» MATERIAL FOR THIS EXERCISE:
┏━━

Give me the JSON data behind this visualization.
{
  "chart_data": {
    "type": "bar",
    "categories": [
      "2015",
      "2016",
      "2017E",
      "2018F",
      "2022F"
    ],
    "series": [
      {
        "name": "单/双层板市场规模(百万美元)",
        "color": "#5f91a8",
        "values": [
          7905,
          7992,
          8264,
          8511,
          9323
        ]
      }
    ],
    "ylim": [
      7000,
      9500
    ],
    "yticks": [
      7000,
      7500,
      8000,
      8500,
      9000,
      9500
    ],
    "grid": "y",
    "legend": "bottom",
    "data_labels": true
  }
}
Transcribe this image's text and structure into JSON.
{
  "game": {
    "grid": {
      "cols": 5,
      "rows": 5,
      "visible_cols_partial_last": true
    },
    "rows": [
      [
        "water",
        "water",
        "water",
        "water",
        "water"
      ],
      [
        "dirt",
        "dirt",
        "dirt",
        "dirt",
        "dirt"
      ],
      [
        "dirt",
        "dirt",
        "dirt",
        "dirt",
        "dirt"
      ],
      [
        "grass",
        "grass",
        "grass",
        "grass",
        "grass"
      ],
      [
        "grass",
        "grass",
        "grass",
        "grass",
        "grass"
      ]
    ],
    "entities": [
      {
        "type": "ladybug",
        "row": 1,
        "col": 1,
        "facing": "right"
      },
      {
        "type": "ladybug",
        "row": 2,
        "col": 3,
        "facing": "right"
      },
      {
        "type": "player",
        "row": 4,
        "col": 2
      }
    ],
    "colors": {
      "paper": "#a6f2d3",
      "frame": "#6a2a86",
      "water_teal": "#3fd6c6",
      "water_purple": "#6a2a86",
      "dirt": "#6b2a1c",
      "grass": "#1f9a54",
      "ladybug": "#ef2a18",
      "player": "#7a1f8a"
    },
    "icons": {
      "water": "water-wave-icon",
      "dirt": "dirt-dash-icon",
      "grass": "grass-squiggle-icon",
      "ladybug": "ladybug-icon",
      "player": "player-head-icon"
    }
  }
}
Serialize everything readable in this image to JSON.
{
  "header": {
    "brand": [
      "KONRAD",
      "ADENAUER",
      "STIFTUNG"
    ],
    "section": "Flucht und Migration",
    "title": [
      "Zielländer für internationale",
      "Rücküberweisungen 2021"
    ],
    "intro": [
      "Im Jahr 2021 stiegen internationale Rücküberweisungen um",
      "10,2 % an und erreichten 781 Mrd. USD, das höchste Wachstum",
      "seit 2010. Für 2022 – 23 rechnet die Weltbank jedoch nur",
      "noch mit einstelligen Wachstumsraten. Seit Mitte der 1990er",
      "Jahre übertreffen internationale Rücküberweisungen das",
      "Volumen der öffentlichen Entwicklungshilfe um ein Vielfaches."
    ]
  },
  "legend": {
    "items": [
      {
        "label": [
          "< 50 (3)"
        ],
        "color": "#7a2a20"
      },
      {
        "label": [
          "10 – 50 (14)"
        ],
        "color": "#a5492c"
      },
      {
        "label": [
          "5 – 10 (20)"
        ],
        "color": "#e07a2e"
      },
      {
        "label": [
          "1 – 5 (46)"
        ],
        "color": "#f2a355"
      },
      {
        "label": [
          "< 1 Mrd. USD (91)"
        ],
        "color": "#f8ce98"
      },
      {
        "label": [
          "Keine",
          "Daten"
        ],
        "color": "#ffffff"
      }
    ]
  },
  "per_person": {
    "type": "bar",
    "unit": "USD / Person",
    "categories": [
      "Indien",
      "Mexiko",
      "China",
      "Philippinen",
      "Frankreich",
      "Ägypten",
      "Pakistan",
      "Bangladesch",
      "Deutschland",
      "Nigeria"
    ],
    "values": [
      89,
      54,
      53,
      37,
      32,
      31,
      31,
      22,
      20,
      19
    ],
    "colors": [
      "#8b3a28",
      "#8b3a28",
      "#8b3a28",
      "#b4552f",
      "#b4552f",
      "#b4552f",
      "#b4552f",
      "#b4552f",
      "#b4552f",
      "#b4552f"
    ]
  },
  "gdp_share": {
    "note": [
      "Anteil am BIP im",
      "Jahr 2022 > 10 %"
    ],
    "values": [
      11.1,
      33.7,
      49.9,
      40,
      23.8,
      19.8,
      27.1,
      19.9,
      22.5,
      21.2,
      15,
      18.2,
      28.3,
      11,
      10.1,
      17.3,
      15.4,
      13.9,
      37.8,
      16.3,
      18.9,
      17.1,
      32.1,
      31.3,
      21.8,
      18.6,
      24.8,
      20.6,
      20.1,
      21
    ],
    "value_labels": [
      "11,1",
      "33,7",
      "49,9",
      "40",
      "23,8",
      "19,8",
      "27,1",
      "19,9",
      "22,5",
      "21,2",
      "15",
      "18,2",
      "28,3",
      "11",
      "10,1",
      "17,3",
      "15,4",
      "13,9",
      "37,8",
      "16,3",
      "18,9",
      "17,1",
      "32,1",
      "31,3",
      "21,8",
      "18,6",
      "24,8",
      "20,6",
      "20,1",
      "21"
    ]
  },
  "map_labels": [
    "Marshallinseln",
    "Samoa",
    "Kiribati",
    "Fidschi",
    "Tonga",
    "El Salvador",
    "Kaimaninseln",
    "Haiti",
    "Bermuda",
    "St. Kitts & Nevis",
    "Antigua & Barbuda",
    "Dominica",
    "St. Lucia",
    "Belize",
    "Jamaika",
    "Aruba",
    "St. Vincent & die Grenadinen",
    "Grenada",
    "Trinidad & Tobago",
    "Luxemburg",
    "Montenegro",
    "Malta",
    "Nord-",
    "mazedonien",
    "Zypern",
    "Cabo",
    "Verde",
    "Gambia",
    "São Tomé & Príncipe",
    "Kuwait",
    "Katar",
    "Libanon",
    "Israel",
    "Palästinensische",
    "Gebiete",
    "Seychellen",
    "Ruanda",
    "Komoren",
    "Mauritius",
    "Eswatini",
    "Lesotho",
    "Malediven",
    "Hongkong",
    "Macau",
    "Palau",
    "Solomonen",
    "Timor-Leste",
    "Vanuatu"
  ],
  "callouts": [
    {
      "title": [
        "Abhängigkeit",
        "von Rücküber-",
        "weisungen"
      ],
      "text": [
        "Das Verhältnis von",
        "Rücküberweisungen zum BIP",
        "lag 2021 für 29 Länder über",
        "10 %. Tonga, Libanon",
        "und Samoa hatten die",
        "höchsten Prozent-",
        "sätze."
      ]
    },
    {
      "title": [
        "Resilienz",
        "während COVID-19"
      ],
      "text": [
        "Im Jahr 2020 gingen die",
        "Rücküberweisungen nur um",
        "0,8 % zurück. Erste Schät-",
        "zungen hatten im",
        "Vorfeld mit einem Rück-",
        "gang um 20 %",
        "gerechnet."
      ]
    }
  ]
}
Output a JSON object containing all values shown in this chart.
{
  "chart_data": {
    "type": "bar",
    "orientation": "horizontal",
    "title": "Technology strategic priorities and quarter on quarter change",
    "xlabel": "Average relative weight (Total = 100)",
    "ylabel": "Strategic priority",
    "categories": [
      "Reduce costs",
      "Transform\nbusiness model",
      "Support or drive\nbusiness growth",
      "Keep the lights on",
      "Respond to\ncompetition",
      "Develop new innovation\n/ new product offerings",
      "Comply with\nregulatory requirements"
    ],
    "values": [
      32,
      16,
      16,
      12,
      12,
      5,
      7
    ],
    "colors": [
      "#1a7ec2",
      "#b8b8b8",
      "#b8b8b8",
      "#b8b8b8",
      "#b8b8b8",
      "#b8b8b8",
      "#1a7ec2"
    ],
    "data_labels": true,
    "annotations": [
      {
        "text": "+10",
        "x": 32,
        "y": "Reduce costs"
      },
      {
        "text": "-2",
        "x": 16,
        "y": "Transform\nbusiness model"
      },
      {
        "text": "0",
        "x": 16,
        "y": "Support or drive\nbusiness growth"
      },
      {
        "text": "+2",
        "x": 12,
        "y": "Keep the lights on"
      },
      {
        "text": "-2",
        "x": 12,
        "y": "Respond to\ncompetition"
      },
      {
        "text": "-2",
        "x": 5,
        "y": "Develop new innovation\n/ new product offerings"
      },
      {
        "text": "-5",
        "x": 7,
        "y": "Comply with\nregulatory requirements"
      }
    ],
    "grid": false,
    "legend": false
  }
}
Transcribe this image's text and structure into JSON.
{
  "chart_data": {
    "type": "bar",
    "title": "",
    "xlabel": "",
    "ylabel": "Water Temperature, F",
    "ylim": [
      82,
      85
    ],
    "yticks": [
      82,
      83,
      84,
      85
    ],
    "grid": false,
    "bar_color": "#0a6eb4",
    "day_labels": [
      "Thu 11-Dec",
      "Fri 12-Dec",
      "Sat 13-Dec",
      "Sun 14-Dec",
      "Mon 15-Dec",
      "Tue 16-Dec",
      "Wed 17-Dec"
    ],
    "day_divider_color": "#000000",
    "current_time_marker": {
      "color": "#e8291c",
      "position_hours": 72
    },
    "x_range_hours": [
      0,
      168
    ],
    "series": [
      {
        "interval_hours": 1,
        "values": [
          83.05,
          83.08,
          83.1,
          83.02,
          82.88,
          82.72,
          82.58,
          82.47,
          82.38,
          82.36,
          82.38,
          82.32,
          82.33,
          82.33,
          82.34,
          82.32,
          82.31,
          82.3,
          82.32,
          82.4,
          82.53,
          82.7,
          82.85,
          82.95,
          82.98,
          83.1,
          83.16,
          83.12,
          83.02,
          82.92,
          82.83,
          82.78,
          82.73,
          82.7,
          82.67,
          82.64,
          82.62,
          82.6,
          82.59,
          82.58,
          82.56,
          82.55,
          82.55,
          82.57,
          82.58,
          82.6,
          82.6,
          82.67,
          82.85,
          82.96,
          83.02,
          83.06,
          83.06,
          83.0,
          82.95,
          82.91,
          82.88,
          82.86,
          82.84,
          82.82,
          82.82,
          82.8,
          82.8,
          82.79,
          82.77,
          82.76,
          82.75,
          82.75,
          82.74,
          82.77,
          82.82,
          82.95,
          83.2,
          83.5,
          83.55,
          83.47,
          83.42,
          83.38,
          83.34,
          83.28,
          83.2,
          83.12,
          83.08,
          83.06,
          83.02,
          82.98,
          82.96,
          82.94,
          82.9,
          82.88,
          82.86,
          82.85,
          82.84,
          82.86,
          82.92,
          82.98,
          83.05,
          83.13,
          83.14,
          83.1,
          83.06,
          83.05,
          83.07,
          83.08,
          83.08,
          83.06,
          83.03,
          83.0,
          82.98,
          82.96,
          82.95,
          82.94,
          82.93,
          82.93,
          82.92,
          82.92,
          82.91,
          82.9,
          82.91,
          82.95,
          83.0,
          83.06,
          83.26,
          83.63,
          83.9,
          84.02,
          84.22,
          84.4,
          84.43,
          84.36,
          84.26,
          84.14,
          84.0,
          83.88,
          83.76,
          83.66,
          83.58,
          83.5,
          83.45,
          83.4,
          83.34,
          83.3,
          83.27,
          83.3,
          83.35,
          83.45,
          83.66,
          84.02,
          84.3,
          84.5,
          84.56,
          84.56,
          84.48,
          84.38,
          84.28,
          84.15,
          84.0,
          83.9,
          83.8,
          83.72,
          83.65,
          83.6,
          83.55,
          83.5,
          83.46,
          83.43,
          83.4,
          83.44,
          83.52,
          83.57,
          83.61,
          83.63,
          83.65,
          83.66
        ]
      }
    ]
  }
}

┗━━

» GIVEN EXERCISE:
Pull out each line of the entries that contains "drive".

» EXERCISE ANSWER:
      "Support or drive\nbusiness growth",
        "y": "Support or drive\nbusiness growth"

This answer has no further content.